-- START Text --

With a fun twist on the classic potato salad, this pesto potato salad is sure to liven up your next BBQ. A combination of homemade pesto, perfectly cooked potatoes, and a deliciously creamy (but not gluggy) dressing made with a mixture of mayo and heavy cream. Can be made ahead of time, so perfect for potlucks, picnics, and other gatherings where you are told to bring a salad.
Pesto Potato Salad
I love potato salad and used to look forward to family BBQs where we would get a big tub of the gluggy version from the grocery store to pair with a roast chook.
Homemade is always best they say, and honestly with the price of groceries lately, I reckon homemade might just work out a fair bit cheaper as well!
This homemade pesto potato salad can be made up to three days ahead of time and kept stored in an airtight container in the fridge.
- gluten-free (just be sure to check the ingredients on the brand of mayonnaise that you buy);
- meal prep friendly;
- easily transported;
- super versatile: meaning it can easily be made vegan, be made using store-bought pesto instead of homemade, and you can even choose to leave the skin on the potatoes depending on preferences.
Pesto Salad Dressing
To make a great pesto salad dressing you need to start with great pesto.
I make a classic basil pesto for this version, but if you have a favorite store-bought version feel free to use that instead.
Mix the pesto with mayonnaise and some heavy cream for a super creamy dressing that doesn't become thick and gluggy like a regular solely mayo-based dressing would.
TIP: to make the dressing a little on the lighter side I sometimes replace a couple of tablespoons of the mayonnaise with thick Greek yogurt. This will alter the flavor of the salad slightly, so if you don't like the tartness of Greek yogurt then maybe stick with the mayo version.
All of the ingredients for the pesto dressing will be added to the bowl of a food processor and processed until smooth and creamy.
If you feel as though the dressing is too thick, then simply loosen it up by adding a bit more olive oil, mayonnaise, or a spoonful of Greek yogurt.
How To Boil Potatoes For Potato Salad
Before cooking the potatoes, decide if you would like to keep their skin or not.
I like the texture of the skin and tend to leave it on, but that will also depend on the type of skin on the potato you are using.
If you do not enjoy the texture of the skin, then simply peel the potatoes before boiling them.
Next, chop the potatoes into chunks.
Do not cut them too small or they will take on too much water when boiling, and then they can crumble and turn to mush, which we do not want.
Time to cook.
Fill a large pot with cold, salted water and add the chopped potatoes.
Bring the whole thing to a boil and then reduce the heat to a simmer.
Allow the potatoes to simmer for about 10-15 minutes until fork tender and then remove from the heat and allow to cool completely before adding the dressing.

-- END Text --
-- START Dataset rows --

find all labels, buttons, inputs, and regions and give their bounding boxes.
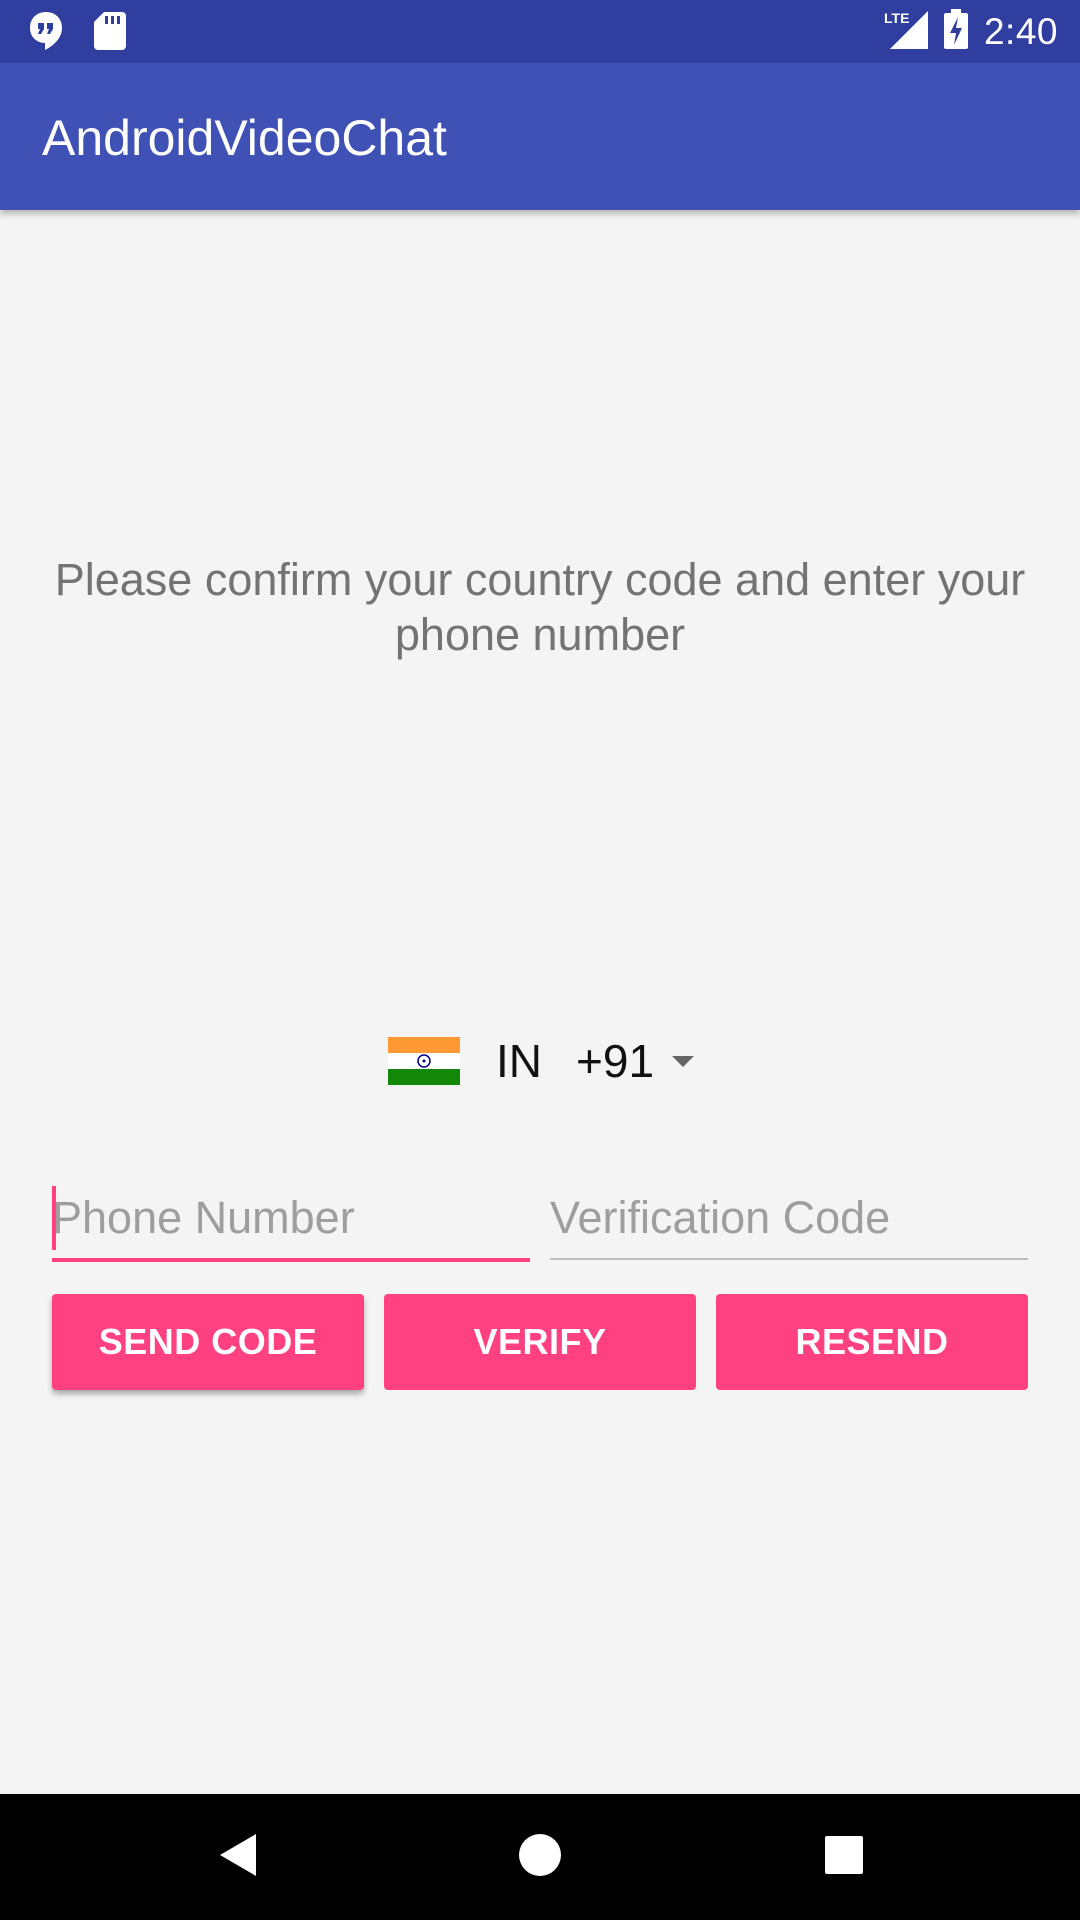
recents-icon (824, 1835, 864, 1880)
notification-icons (28, 10, 126, 57)
text-cursor (52, 1186, 56, 1250)
phone-number-input[interactable] (52, 1180, 530, 1256)
recents-button[interactable] (784, 1794, 904, 1920)
lte-signal-icon: LTE (884, 9, 928, 54)
back-icon (218, 1832, 258, 1883)
navigation-bar (0, 1794, 1080, 1920)
verify-button[interactable]: VERIFY (384, 1294, 696, 1390)
instruction-text: Please confirm your country code and ent… (54, 554, 1026, 660)
verification-code-field (550, 1180, 1028, 1260)
phone-number-field (52, 1180, 530, 1262)
hangouts-icon (28, 10, 64, 57)
india-flag-icon (388, 1037, 460, 1085)
clock: 2:40 (983, 10, 1058, 52)
country-code: IN (496, 1035, 542, 1087)
system-icons: LTE 2:40 (884, 0, 1058, 63)
resend-button[interactable]: RESEND (716, 1294, 1028, 1390)
app-bar: AndroidVideoChat (0, 63, 1080, 210)
send-code-button[interactable]: SEND CODE (52, 1294, 364, 1390)
verification-code-input[interactable] (550, 1180, 1028, 1256)
dropdown-arrow-icon (672, 1055, 695, 1067)
home-icon (518, 1833, 562, 1882)
sd-card-icon (94, 12, 126, 55)
country-code-picker[interactable]: IN +91 (388, 1030, 695, 1092)
screen: LTE 2:40 AndroidVideoChat Please confirm… (0, 0, 1080, 1920)
app-title: AndroidVideoChat (42, 110, 447, 166)
lte-label: LTE (884, 10, 909, 26)
home-button[interactable] (480, 1794, 600, 1920)
battery-charging-icon (943, 9, 968, 54)
dial-code: +91 (576, 1035, 655, 1087)
status-bar: LTE 2:40 (0, 0, 1080, 63)
back-button[interactable] (178, 1794, 298, 1920)
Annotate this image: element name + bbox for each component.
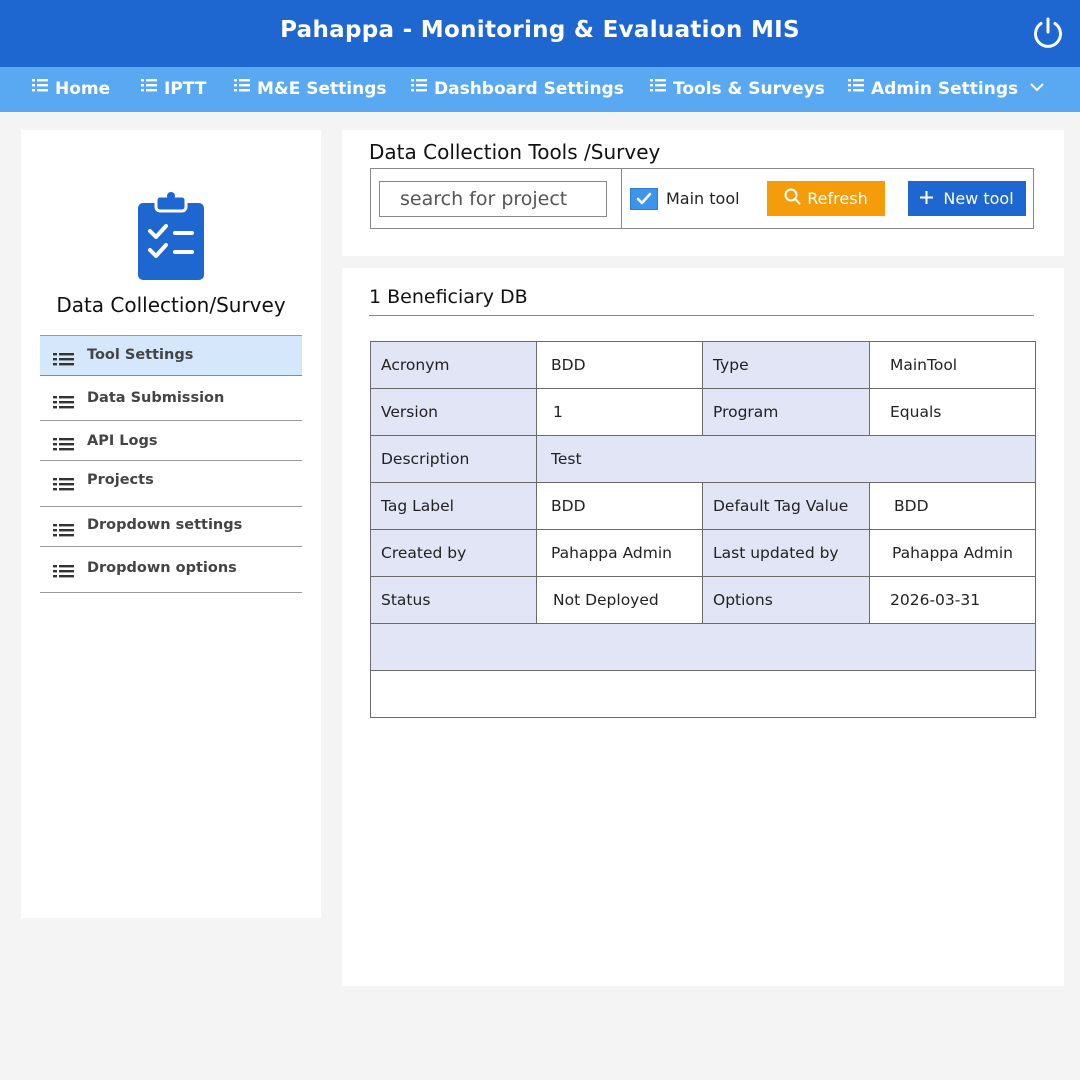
toolbar-box: Main tool Refresh New tool <box>370 168 1034 229</box>
field-value: Pahappa Admin <box>536 529 703 577</box>
sidebar-item-label: API Logs <box>87 433 158 449</box>
nav-home[interactable]: Home <box>32 67 110 112</box>
list-icon <box>411 65 427 110</box>
sidebar-item-dropdown-options[interactable]: Dropdown options <box>40 547 302 593</box>
main-tool-label: Main tool <box>666 189 740 208</box>
chevron-down-icon <box>1030 65 1044 110</box>
sidebar-item-label: Dropdown options <box>87 560 237 576</box>
list-icon <box>32 65 48 110</box>
field-label: Last updated by <box>702 529 870 577</box>
nav-dashboard-settings-label: Dashboard Settings <box>434 79 624 99</box>
new-tool-button[interactable]: New tool <box>908 181 1026 216</box>
nav-tools-surveys-label: Tools & Surveys <box>673 79 825 99</box>
sidebar-item-api-logs[interactable]: API Logs <box>40 421 302 461</box>
list-icon <box>234 65 250 110</box>
sidebar-item-data-submission[interactable]: Data Submission <box>40 376 302 421</box>
field-value: BDD <box>869 482 1036 530</box>
list-icon <box>53 522 74 541</box>
field-value: 1 <box>536 388 703 436</box>
field-value: Not Deployed <box>536 576 703 624</box>
list-icon <box>848 65 864 110</box>
table-row: Created by Pahappa Admin Last updated by… <box>370 529 1036 577</box>
toolbar-divider <box>621 169 622 228</box>
field-label: Status <box>370 576 537 624</box>
field-label: Options <box>702 576 870 624</box>
new-tool-label: New tool <box>943 189 1014 208</box>
main-nav: Home IPTT M&E Settings Dashboard Setting… <box>0 67 1080 112</box>
table-row: Acronym BDD Type MainTool <box>370 341 1036 389</box>
refresh-label: Refresh <box>807 189 868 208</box>
table-row <box>370 670 1036 718</box>
checkmark-icon <box>636 192 652 205</box>
list-icon <box>650 65 666 110</box>
sidebar-item-dropdown-settings[interactable]: Dropdown settings <box>40 507 302 547</box>
tools-toolbar-card: Data Collection Tools /Survey Main tool … <box>342 130 1064 256</box>
list-icon <box>53 436 74 455</box>
title-divider <box>369 315 1034 316</box>
tool-detail-card: 1 Beneficiary DB Acronym BDD Type MainTo… <box>342 268 1064 986</box>
field-value: Pahappa Admin <box>869 529 1036 577</box>
field-value: Test <box>536 435 1036 483</box>
field-label: Version <box>370 388 537 436</box>
field-label: Default Tag Value <box>702 482 870 530</box>
plus-icon <box>920 189 934 208</box>
search-icon <box>784 188 801 209</box>
nav-tools-surveys[interactable]: Tools & Surveys <box>650 67 825 112</box>
list-icon <box>53 563 74 582</box>
sidebar-item-tool-settings[interactable]: Tool Settings <box>40 335 302 376</box>
table-row: Status Not Deployed Options 2026-03-31 <box>370 576 1036 624</box>
sidebar-item-label: Dropdown settings <box>87 517 243 533</box>
table-row: Description Test <box>370 435 1036 483</box>
nav-dashboard-settings[interactable]: Dashboard Settings <box>411 67 624 112</box>
section-title: Data Collection Tools /Survey <box>369 140 661 164</box>
nav-iptt[interactable]: IPTT <box>141 67 206 112</box>
nav-me-settings[interactable]: M&E Settings <box>234 67 387 112</box>
sidebar-item-label: Tool Settings <box>87 347 194 363</box>
list-icon <box>53 394 74 413</box>
empty-cell <box>370 670 1036 718</box>
list-icon <box>141 65 157 110</box>
power-icon[interactable] <box>1030 15 1066 51</box>
field-label: Description <box>370 435 537 483</box>
sidebar-item-projects[interactable]: Projects <box>40 461 302 507</box>
field-label: Type <box>702 341 870 389</box>
nav-admin-settings[interactable]: Admin Settings <box>848 67 1044 112</box>
sidebar-item-label: Projects <box>87 472 154 488</box>
top-header: Pahappa - Monitoring & Evaluation MIS <box>0 0 1080 67</box>
field-label: Acronym <box>370 341 537 389</box>
nav-me-settings-label: M&E Settings <box>257 79 387 99</box>
field-value: BDD <box>536 482 703 530</box>
field-label: Program <box>702 388 870 436</box>
field-label: Tag Label <box>370 482 537 530</box>
field-value: BDD <box>536 341 703 389</box>
tool-detail-title: 1 Beneficiary DB <box>369 286 528 308</box>
table-row: Tag Label BDD Default Tag Value BDD <box>370 482 1036 530</box>
tool-detail-table: Acronym BDD Type MainTool Version 1 Prog… <box>370 341 1036 718</box>
sidebar-title: Data Collection/Survey <box>56 293 286 317</box>
sidebar-menu: Tool Settings Data Submission API Logs P… <box>40 335 302 593</box>
search-input[interactable] <box>379 181 607 217</box>
refresh-button[interactable]: Refresh <box>767 181 885 216</box>
table-row: Version 1 Program Equals <box>370 388 1036 436</box>
empty-cell <box>370 623 1036 671</box>
sidebar-item-label: Data Submission <box>87 390 225 406</box>
table-row <box>370 623 1036 671</box>
app-title: Pahappa - Monitoring & Evaluation MIS <box>280 17 800 43</box>
list-icon <box>53 476 74 495</box>
list-icon <box>53 351 74 370</box>
clipboard-check-icon <box>138 192 204 284</box>
nav-home-label: Home <box>55 79 111 99</box>
field-label: Created by <box>370 529 537 577</box>
main-tool-checkbox[interactable] <box>630 188 658 210</box>
field-value: 2026-03-31 <box>869 576 1036 624</box>
field-value: Equals <box>869 388 1036 436</box>
nav-iptt-label: IPTT <box>164 79 207 99</box>
sidebar: Data Collection/Survey Tool Settings Dat… <box>21 130 321 918</box>
nav-admin-settings-label: Admin Settings <box>871 79 1019 99</box>
field-value: MainTool <box>869 341 1036 389</box>
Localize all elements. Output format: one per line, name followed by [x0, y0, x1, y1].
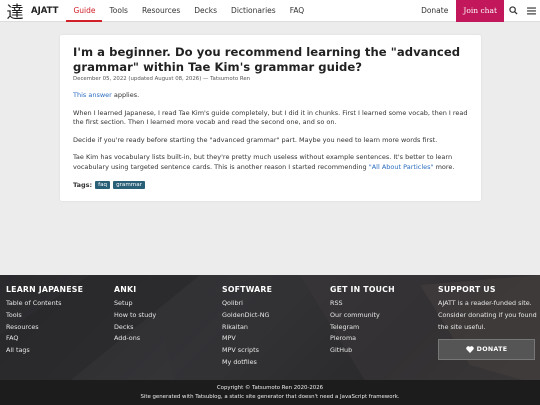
- footer-link-github[interactable]: GitHub: [330, 345, 438, 357]
- generator-text: Site generated with Tatsublog, a static …: [140, 393, 400, 400]
- footer-link-add-ons[interactable]: Add-ons: [114, 333, 222, 345]
- footer-link-resources[interactable]: Resources: [6, 322, 114, 334]
- tag-faq[interactable]: faq: [95, 180, 111, 189]
- nav-resources[interactable]: Resources: [135, 0, 187, 22]
- nav-decks[interactable]: Decks: [187, 0, 224, 22]
- footer-link-qolibri[interactable]: Qolibri: [222, 298, 330, 310]
- nav-guide[interactable]: Guide: [66, 0, 103, 22]
- footer-link-tools[interactable]: Tools: [6, 310, 114, 322]
- brand-name[interactable]: AJATT: [31, 6, 58, 16]
- search-icon[interactable]: [504, 0, 522, 22]
- site-logo[interactable]: 達: [1, 0, 29, 23]
- nav-tools[interactable]: Tools: [102, 0, 134, 22]
- footer-heading-support: SUPPORT US: [438, 285, 496, 294]
- footer-link-goldendict[interactable]: GoldenDict-NG: [222, 310, 330, 322]
- footer-col-touch: GET IN TOUCH RSS Our community Telegram …: [330, 285, 438, 369]
- nav-dictionaries[interactable]: Dictionaries: [224, 0, 283, 22]
- footer-link-toc[interactable]: Table of Contents: [6, 298, 114, 310]
- footer-link-community[interactable]: Our community: [330, 310, 438, 322]
- menu-icon[interactable]: [522, 0, 540, 22]
- footer-link-mpv-scripts[interactable]: MPV scripts: [222, 345, 330, 357]
- paragraph-4-end: more.: [433, 162, 455, 171]
- footer-col-support: SUPPORT US AJATT is a reader-funded site…: [438, 285, 540, 369]
- paragraph-2: When I learned Japanese, I read Tae Kim'…: [73, 108, 468, 127]
- footer-link-how-to-study[interactable]: How to study: [114, 310, 222, 322]
- article-title: I'm a beginner. Do you recommend learnin…: [73, 45, 461, 74]
- footer-columns: LEARN JAPANESE Table of Contents Tools R…: [6, 285, 540, 369]
- this-answer-link[interactable]: This answer: [73, 91, 112, 99]
- footer-col-learn: LEARN JAPANESE Table of Contents Tools R…: [6, 285, 114, 369]
- paragraph-3: Decide if you're ready before starting t…: [73, 135, 438, 144]
- article-meta: December 05, 2022 (updated August 08, 20…: [73, 76, 251, 82]
- footer-link-telegram[interactable]: Telegram: [330, 322, 438, 334]
- footer-link-decks[interactable]: Decks: [114, 322, 222, 334]
- donate-button-label: DONATE: [476, 346, 508, 354]
- footer-col-anki: ANKI Setup How to study Decks Add-ons: [114, 285, 222, 369]
- footer-bottom-bar: Copyright © Tatsumoto Ren 2020-2026 Site…: [0, 380, 540, 405]
- footer-heading-learn: LEARN JAPANESE: [6, 285, 84, 294]
- footer-link-rikaitan[interactable]: Rikaitan: [222, 322, 330, 334]
- article-card: I'm a beginner. Do you recommend learnin…: [60, 35, 481, 201]
- paragraph-1: This answer applies.: [73, 91, 468, 101]
- footer-link-mpv[interactable]: MPV: [222, 333, 330, 345]
- nav-faq[interactable]: FAQ: [283, 0, 312, 22]
- footer-link-all-tags[interactable]: All tags: [6, 345, 114, 357]
- footer-link-setup[interactable]: Setup: [114, 298, 222, 310]
- top-navbar: 達 AJATT Guide Tools Resources Decks Dict…: [0, 0, 540, 23]
- footer-col-software: SOFTWARE Qolibri GoldenDict-NG Rikaitan …: [222, 285, 330, 369]
- footer-donate-button[interactable]: DONATE: [438, 339, 535, 361]
- footer-heading-software: SOFTWARE: [222, 285, 273, 294]
- heart-icon: [465, 346, 474, 354]
- tags-row: Tags: faq grammar: [73, 180, 468, 189]
- footer-support-text: AJATT is a reader-funded site. Consider …: [438, 299, 537, 331]
- join-chat-button[interactable]: Join chat: [456, 0, 504, 22]
- tag-grammar[interactable]: grammar: [113, 180, 145, 189]
- paragraph-4: Tae Kim has vocabulary lists built-in, b…: [73, 153, 468, 172]
- footer-heading-anki: ANKI: [114, 285, 137, 294]
- paragraph-1-text: applies.: [111, 91, 140, 99]
- footer-link-pleroma[interactable]: Pleroma: [330, 333, 438, 345]
- footer-link-dotfiles[interactable]: My dotfiles: [222, 357, 330, 369]
- nav-donate-link[interactable]: Donate: [413, 6, 456, 15]
- footer-link-rss[interactable]: RSS: [330, 298, 438, 310]
- copyright-text: Copyright © Tatsumoto Ren 2020-2026: [216, 385, 324, 391]
- all-about-particles-link[interactable]: "All About Particles": [369, 163, 434, 171]
- footer-link-faq[interactable]: FAQ: [6, 333, 114, 345]
- footer-heading-touch: GET IN TOUCH: [330, 285, 395, 294]
- tags-label: Tags:: [73, 180, 93, 189]
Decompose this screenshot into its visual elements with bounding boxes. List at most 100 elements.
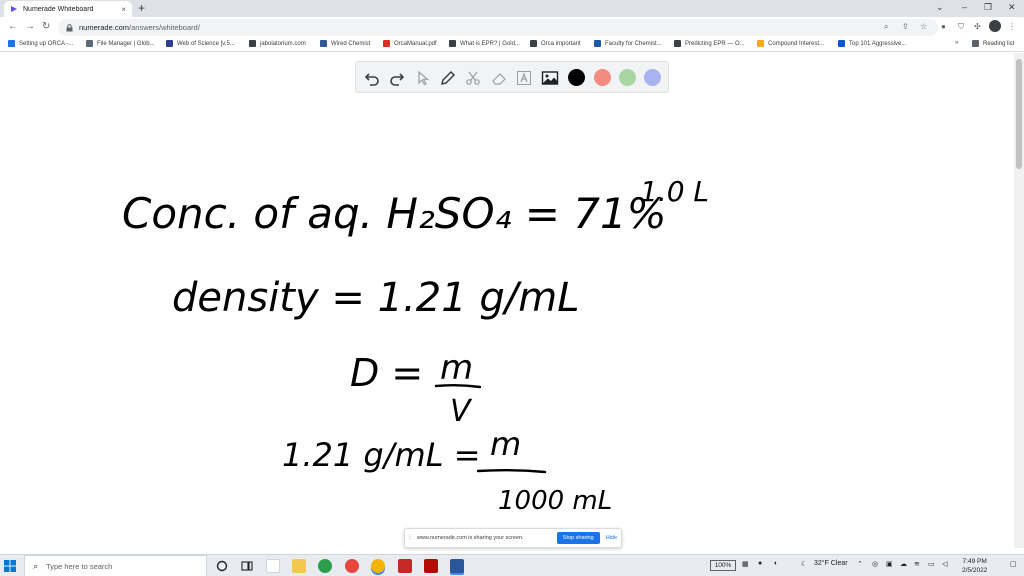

-- END Dataset rows --

◆ Actions to take
1. Answer these questions from the pesto potato salad text:
(a) How many days ahead of time can the salad be made?
(b) What can replace a couple of tablespoons of the mayonnaise to make the dressing lighter?
(c) For about how long should the potatoes simmer?
2. Carry on the pesto potato salad recipe from the point where its text stops.

◆ The replies
1.
(a) Up to three days ahead, stored in an airtight container in the fridge.
(b) Thick Greek yogurt.
(c) About 10-15 minutes, until fork tender.

2.
Do not overcook as the potatoes will become soft and fall apart when mixed with the pesto dressing.
TIP: another way to cook the potatoes is to cook them whole. You will need to add more time as they take longer to cook this way, but you will not have to peel the potatoes and once they cool the skin should slide off easily.
Leftover pesto potato salad should be stored in an airtight container in the fridge for up to 3 days.
Potato salad does not freeze well as the dressing can split and become unappetizing.
If you are serving this at a picnic or potluck etc, be sure to keep it in the fridge until right before serving, and do not allow it to sit in direct sunlight for a long time as the dressing will not hold up to the heat.
Pesto potato salad pairs well with so many other picnic food favorites.
My favorite way to serve it is with fresh bread rolls, rotisserie chicken, and a simple side salad.
Other options that would go well include:
- Rotisserie-Style Chicken in the Oven
- Lightened Up Creamy Pasta Salad
- Super Simple Avocado and White Bean Salad Recipe
- Zucchini Tomato and Feta Frittata.
It would also work well as a main meal served with some grilled chicken breasts or salmon.
Homemade Pesto To Use In This Pesto Potato Salad
You know we love a good homemade pesto in the Whole Food Bellies house, they are the perfect vehicle for using up a bumper crop from the garden.
Why not try one of these homemade pestos next?
- Carrot Top Pesto
- Fragrant Fennel Fronds Pesto
- Fresh Oregano Pesto
- Quick Kale Walnut Pesto with Sunflower Seeds
Of course, be mindful that using a different flavor or pesto will change the flavor of the overall dish.
Frequently Asked Questions
Leftover salad should be stored in an appropriate airtight container in the fridge for up to 3 days.
Yes, simply replace the ingredients used in this recipe for making pesto with store-bought pesto.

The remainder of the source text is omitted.